Structured figure records

** start **

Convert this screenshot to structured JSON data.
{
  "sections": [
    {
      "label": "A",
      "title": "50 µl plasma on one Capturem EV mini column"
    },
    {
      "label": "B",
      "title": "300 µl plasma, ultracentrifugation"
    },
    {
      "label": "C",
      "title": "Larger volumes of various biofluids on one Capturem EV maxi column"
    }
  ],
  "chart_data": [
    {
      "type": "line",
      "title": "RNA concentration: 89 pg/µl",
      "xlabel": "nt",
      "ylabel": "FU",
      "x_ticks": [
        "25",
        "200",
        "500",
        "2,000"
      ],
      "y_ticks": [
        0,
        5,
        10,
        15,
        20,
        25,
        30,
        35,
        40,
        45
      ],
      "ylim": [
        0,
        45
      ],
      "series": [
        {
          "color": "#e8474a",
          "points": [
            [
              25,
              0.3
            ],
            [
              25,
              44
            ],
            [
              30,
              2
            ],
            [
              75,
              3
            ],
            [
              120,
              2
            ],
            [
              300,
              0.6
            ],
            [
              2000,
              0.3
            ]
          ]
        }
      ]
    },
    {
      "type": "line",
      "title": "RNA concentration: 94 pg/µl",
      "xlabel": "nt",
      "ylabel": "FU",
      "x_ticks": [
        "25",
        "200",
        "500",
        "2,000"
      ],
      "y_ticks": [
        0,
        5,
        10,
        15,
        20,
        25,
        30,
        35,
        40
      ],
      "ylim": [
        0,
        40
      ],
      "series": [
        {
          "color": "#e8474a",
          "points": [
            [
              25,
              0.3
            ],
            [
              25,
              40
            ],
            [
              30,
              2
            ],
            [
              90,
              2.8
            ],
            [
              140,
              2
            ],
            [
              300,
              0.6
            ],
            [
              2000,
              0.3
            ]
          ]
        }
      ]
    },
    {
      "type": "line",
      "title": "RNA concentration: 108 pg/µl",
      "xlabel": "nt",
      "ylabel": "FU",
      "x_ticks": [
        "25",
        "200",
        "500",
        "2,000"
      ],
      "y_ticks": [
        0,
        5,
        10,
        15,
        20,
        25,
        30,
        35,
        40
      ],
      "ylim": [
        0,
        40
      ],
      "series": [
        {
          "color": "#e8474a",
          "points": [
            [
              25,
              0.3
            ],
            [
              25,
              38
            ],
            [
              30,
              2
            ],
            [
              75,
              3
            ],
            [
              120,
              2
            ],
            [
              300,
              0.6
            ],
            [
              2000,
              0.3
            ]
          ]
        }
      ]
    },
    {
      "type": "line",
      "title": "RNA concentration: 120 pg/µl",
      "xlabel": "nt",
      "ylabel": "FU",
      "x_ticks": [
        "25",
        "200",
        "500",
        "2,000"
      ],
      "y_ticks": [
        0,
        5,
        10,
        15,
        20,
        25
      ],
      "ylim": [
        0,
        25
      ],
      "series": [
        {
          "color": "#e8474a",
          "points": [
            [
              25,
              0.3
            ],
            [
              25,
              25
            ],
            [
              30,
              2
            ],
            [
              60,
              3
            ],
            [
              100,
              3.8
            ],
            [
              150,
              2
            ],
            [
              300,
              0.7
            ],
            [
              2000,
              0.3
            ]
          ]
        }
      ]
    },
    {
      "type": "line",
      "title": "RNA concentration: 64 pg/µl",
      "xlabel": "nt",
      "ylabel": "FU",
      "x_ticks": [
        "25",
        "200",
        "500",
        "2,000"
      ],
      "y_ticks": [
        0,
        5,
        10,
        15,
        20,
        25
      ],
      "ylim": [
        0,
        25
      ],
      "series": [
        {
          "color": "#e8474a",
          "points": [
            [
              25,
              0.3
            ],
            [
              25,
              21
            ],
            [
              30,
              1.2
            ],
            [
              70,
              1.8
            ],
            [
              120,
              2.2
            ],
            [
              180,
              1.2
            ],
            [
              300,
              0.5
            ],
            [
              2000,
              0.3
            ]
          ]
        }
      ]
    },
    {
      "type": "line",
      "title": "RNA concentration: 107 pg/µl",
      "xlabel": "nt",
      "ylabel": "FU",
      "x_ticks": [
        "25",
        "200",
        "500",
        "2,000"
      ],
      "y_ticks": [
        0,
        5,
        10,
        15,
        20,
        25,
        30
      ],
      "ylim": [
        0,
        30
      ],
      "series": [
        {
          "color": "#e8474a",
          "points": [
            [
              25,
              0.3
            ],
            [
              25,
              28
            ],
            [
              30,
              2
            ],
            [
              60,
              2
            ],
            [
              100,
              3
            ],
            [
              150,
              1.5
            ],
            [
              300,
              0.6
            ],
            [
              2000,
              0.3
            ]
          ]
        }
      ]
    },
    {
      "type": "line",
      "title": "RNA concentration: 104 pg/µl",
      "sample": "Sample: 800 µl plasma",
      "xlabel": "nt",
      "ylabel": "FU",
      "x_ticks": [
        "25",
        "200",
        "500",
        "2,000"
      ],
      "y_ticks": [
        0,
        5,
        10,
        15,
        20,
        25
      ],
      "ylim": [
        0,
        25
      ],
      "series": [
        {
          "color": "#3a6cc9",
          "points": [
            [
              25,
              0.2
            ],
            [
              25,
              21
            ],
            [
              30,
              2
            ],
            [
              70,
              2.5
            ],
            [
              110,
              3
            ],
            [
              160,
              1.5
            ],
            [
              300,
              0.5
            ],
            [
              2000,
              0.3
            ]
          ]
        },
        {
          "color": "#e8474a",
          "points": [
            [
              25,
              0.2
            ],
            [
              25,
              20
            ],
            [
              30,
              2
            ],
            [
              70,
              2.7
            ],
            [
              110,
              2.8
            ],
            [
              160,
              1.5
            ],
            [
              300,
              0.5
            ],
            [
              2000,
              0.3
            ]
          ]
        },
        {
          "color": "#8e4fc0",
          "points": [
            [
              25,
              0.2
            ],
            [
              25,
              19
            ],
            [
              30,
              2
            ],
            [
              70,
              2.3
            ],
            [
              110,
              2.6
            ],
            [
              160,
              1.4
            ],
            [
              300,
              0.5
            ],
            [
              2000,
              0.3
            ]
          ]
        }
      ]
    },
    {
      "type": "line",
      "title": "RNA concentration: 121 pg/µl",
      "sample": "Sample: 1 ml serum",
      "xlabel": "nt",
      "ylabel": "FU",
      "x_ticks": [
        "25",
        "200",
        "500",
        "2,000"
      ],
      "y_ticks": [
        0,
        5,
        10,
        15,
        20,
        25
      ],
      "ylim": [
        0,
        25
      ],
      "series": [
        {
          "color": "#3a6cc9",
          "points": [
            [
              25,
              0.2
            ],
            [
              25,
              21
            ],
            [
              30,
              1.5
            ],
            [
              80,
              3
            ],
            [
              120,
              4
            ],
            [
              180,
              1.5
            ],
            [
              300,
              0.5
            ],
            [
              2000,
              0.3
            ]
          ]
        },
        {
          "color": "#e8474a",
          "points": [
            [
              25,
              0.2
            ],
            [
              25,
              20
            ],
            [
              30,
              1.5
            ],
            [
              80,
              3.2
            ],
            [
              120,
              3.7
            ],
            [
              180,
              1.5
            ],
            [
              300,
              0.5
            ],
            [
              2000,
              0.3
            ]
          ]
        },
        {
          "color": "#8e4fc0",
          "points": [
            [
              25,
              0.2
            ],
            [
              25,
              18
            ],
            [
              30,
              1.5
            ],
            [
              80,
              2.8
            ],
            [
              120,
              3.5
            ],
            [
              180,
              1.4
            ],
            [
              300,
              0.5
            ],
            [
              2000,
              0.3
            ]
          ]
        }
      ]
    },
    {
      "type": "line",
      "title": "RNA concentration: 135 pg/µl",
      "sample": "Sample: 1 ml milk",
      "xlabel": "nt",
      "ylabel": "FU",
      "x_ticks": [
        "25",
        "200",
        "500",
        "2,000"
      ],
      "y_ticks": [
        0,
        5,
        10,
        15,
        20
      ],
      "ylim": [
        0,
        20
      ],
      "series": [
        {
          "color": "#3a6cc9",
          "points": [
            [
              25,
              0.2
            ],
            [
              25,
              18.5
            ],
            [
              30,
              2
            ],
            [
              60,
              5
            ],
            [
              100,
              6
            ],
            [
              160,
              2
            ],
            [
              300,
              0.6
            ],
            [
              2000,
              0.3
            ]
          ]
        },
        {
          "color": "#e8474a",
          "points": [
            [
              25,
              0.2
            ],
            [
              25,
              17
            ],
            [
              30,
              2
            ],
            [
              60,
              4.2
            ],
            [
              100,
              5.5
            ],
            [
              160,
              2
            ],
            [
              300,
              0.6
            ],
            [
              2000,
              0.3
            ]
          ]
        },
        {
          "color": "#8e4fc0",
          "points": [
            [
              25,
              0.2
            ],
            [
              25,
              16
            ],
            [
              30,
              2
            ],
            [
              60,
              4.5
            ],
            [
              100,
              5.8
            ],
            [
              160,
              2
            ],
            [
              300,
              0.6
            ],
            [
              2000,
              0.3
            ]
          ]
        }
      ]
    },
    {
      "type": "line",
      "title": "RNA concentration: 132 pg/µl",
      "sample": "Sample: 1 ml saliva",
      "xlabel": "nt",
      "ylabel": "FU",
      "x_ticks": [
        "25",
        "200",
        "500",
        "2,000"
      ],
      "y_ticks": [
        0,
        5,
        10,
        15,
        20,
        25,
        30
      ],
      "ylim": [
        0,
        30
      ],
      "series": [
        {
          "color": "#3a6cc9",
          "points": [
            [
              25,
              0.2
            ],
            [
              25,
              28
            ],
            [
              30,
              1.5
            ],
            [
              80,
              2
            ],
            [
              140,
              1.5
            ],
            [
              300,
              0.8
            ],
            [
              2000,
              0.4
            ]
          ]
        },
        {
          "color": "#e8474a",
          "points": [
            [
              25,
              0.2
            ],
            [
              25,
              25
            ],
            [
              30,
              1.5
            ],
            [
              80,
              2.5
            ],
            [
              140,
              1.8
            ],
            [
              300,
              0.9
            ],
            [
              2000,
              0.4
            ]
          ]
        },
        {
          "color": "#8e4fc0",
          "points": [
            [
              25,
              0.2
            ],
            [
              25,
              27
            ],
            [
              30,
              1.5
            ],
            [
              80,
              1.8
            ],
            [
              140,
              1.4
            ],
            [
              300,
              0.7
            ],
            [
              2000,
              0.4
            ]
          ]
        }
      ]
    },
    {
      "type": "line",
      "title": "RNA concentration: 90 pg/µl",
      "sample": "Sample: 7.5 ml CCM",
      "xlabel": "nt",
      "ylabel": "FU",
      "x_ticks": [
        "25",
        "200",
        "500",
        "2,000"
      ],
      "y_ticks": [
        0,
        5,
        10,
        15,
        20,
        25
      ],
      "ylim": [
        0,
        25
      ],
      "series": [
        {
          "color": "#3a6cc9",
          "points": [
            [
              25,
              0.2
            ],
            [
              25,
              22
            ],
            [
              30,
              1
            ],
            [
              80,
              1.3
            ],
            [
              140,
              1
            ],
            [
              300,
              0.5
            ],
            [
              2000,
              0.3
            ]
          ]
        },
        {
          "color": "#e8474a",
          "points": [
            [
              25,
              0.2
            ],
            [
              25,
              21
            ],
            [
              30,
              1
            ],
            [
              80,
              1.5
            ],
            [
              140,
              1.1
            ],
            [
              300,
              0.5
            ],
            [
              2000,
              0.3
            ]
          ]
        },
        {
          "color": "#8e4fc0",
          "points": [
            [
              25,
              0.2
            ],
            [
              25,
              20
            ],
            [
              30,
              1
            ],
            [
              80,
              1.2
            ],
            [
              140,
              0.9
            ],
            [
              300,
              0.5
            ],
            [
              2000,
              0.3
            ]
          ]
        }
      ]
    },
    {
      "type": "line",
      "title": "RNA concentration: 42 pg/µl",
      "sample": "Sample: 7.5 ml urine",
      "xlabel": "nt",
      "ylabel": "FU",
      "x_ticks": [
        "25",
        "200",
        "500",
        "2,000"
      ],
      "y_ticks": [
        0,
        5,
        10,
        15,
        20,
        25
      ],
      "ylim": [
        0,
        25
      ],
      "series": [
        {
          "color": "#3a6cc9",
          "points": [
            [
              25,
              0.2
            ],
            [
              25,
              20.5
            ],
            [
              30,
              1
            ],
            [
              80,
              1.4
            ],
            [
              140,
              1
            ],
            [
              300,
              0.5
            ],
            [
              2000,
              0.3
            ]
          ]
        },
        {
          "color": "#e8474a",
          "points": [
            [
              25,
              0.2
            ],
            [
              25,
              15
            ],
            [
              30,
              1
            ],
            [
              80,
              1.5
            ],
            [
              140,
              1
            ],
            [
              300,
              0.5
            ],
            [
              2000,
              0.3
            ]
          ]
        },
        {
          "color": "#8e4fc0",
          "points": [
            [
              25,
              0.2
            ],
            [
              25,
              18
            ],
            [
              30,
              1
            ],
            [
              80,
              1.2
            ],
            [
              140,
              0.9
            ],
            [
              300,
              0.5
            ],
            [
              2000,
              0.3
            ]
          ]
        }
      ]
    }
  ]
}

** end **

## Given instruction
Make a copy of each line that contains the string "concentration".

## Exercise output
      "title": "RNA concentration: 89 pg/µl",
      "title": "RNA concentration: 94 pg/µl",
      "title": "RNA concentration: 108 pg/µl",
      "title": "RNA concentration: 120 pg/µl",
      "title": "RNA concentration: 64 pg/µl",
      "title": "RNA concentration: 107 pg/µl",
      "title": "RNA concentration: 104 pg/µl",
      "title": "RNA concentration: 121 pg/µl",
      "title": "RNA concentration: 135 pg/µl",
      "title": "RNA concentration: 132 pg/µl",
      "title": "RNA concentration: 90 pg/µl",
      "title": "RNA concentration: 42 pg/µl",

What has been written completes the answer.